→ WHAT THE TASK REQUIRES: Repeat what the lines below say, word for word, and skip every image.

→ EXTRACTED ENTRIES:
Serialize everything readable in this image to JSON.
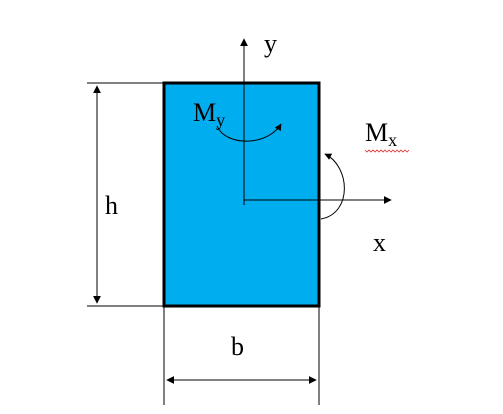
{
  "colors": {
    "section_fill": "#00AEEF",
    "stroke": "#000000",
    "background": "#FFFFFF",
    "spell_underline": "#E03030"
  },
  "labels": {
    "y_axis": "y",
    "x_axis": "x",
    "height": "h",
    "width": "b",
    "moment_y_main": "M",
    "moment_y_sub": "y",
    "moment_x_main": "M",
    "moment_x_sub": "x"
  }
}
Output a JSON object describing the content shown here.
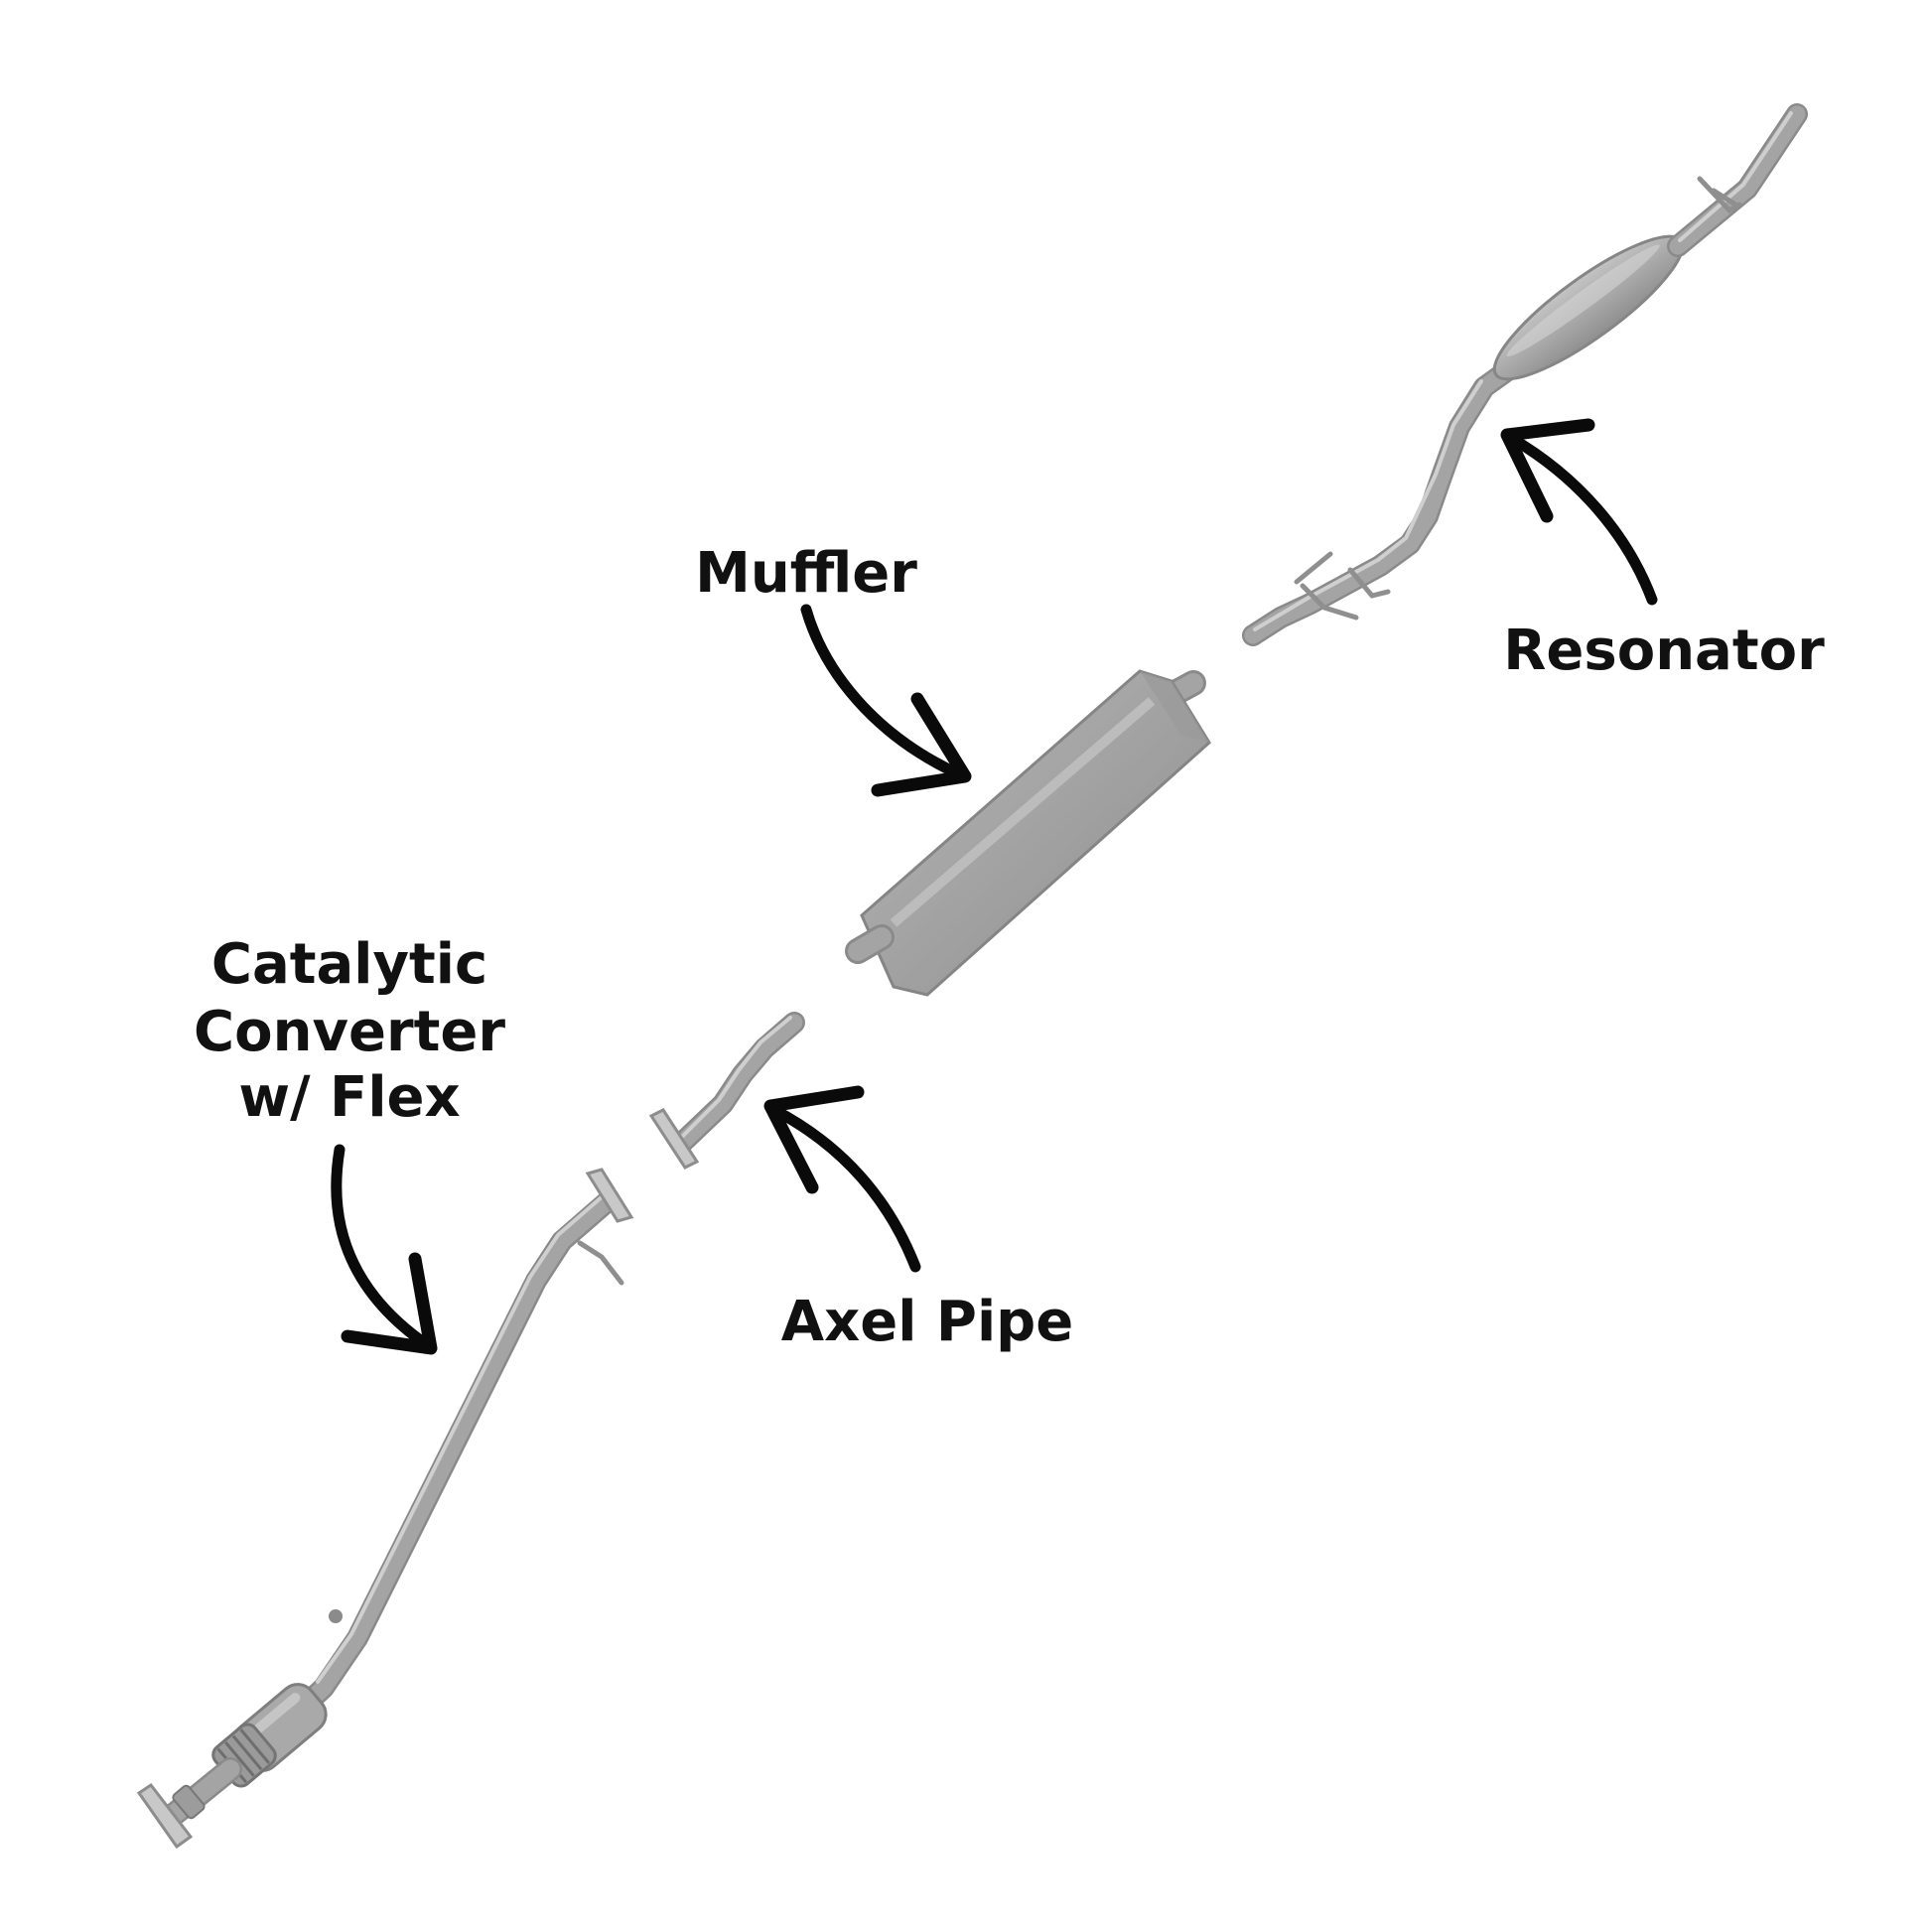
{
  "labels": {
    "muffler": "Muffler",
    "resonator": "Resonator",
    "catalytic_line1": "Catalytic",
    "catalytic_line2": "Converter",
    "catalytic_line3": "w/ Flex",
    "axel_pipe": "Axel Pipe"
  },
  "colors": {
    "background": "#ffffff",
    "text": "#111111",
    "arrow": "#0a0a0a",
    "metal": "#a4a4a4",
    "metal_dark": "#8a8a8a",
    "metal_light": "#cfcfcf"
  }
}
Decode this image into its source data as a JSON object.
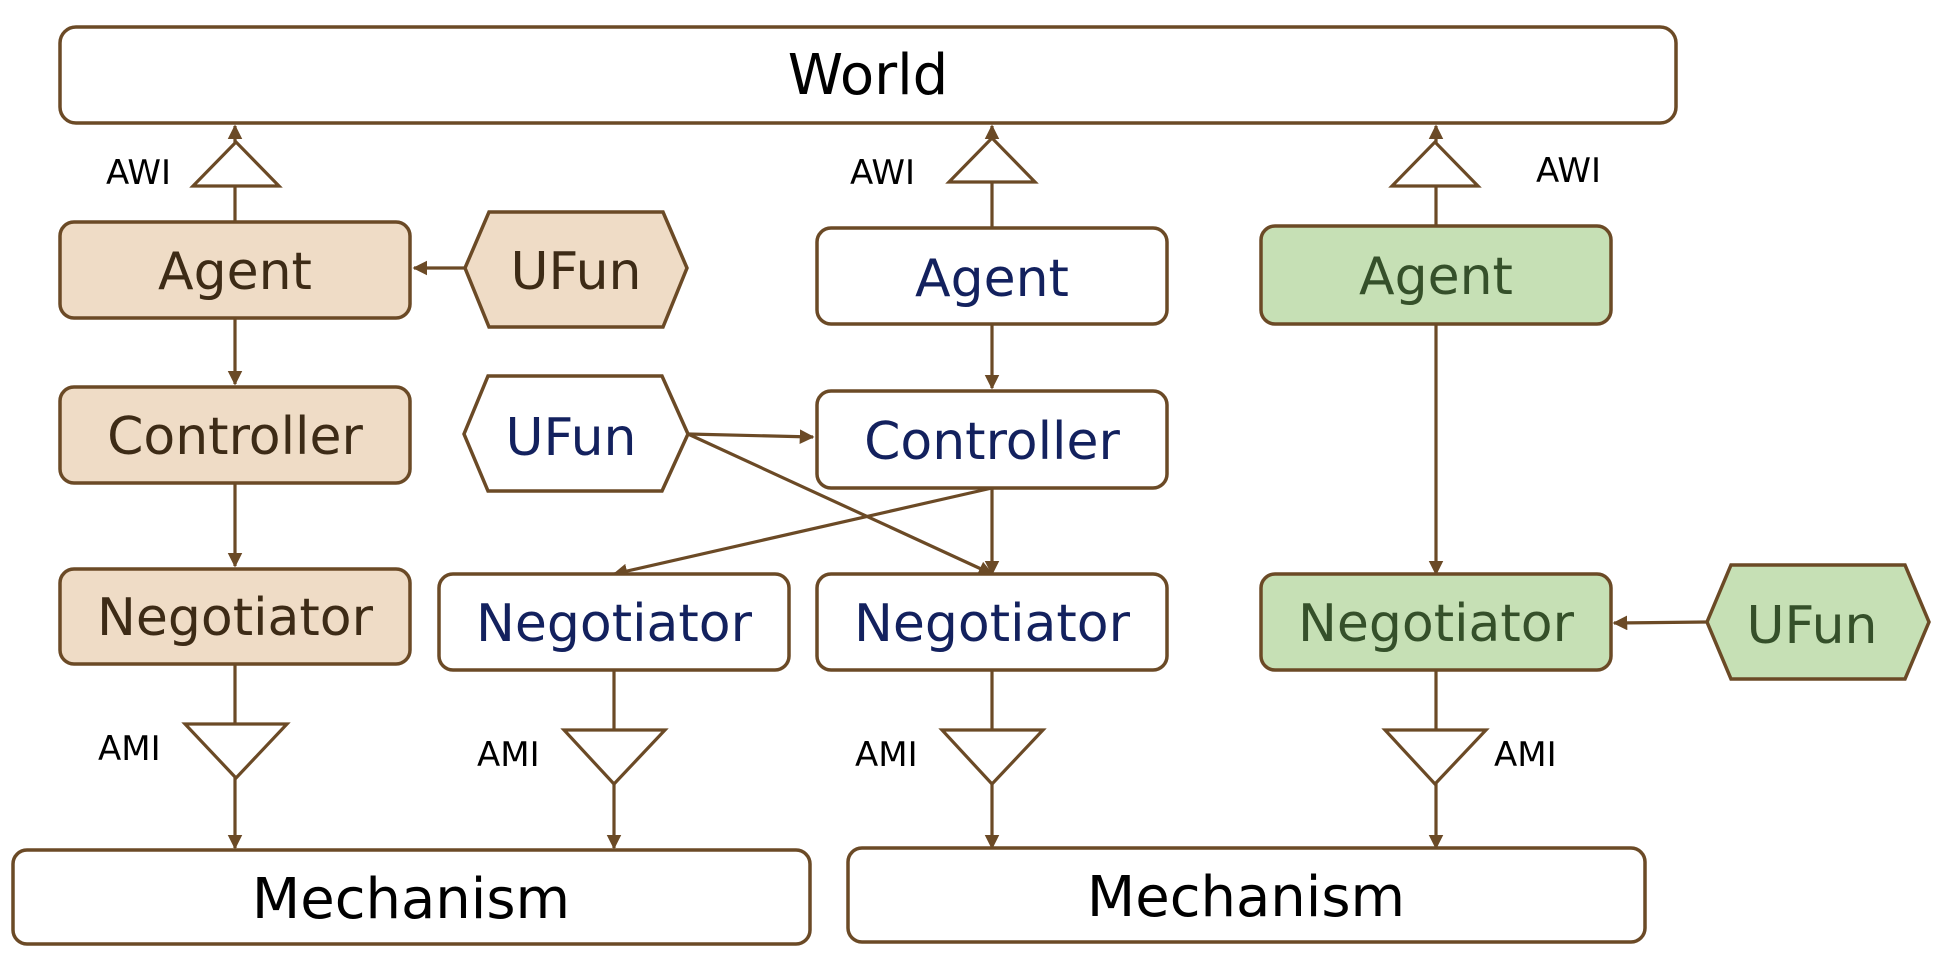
{
  "diagram": {
    "world": "World",
    "mechanisms": [
      "Mechanism",
      "Mechanism"
    ],
    "interfaces": {
      "awi": "AWI",
      "ami": "AMI"
    },
    "stack_1": {
      "agent": "Agent",
      "ufun": "UFun",
      "controller": "Controller",
      "negotiator": "Negotiator"
    },
    "stack_2": {
      "agent": "Agent",
      "ufun": "UFun",
      "controller": "Controller",
      "negotiator_left": "Negotiator",
      "negotiator_right": "Negotiator"
    },
    "stack_3": {
      "agent": "Agent",
      "negotiator": "Negotiator",
      "ufun": "UFun"
    },
    "colors": {
      "border": "#6b4a26",
      "tan_fill": "#efdcc6",
      "tan_text": "#3d2b16",
      "white_fill": "#ffffff",
      "blue_text": "#13215e",
      "green_fill": "#c6e0b5",
      "green_text": "#35502a"
    }
  }
}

→ THE RESULT:
Serialize everything readable in this image to JSON.
{
  "colors": {
    "section_fill": "#00AEEF",
    "stroke": "#000000",
    "background": "#FFFFFF",
    "spell_underline": "#E03030"
  },
  "labels": {
    "y_axis": "y",
    "x_axis": "x",
    "height": "h",
    "width": "b",
    "moment_y_main": "M",
    "moment_y_sub": "y",
    "moment_x_main": "M",
    "moment_x_sub": "x"
  }
}
Output a JSON object describing the content shown here.
{
  "labels": {
    "muffler": "Muffler",
    "resonator": "Resonator",
    "catalytic_line1": "Catalytic",
    "catalytic_line2": "Converter",
    "catalytic_line3": "w/ Flex",
    "axel_pipe": "Axel Pipe"
  },
  "colors": {
    "background": "#ffffff",
    "text": "#111111",
    "arrow": "#0a0a0a",
    "metal": "#a4a4a4",
    "metal_dark": "#8a8a8a",
    "metal_light": "#cfcfcf"
  }
}
Decode this image into its source data as a JSON object.
{
  "diagram": {
    "world": "World",
    "mechanisms": [
      "Mechanism",
      "Mechanism"
    ],
    "interfaces": {
      "awi": "AWI",
      "ami": "AMI"
    },
    "stack_1": {
      "agent": "Agent",
      "ufun": "UFun",
      "controller": "Controller",
      "negotiator": "Negotiator"
    },
    "stack_2": {
      "agent": "Agent",
      "ufun": "UFun",
      "controller": "Controller",
      "negotiator_left": "Negotiator",
      "negotiator_right": "Negotiator"
    },
    "stack_3": {
      "agent": "Agent",
      "negotiator": "Negotiator",
      "ufun": "UFun"
    },
    "colors": {
      "border": "#6b4a26",
      "tan_fill": "#efdcc6",
      "tan_text": "#3d2b16",
      "white_fill": "#ffffff",
      "blue_text": "#13215e",
      "green_fill": "#c6e0b5",
      "green_text": "#35502a"
    }
  }
}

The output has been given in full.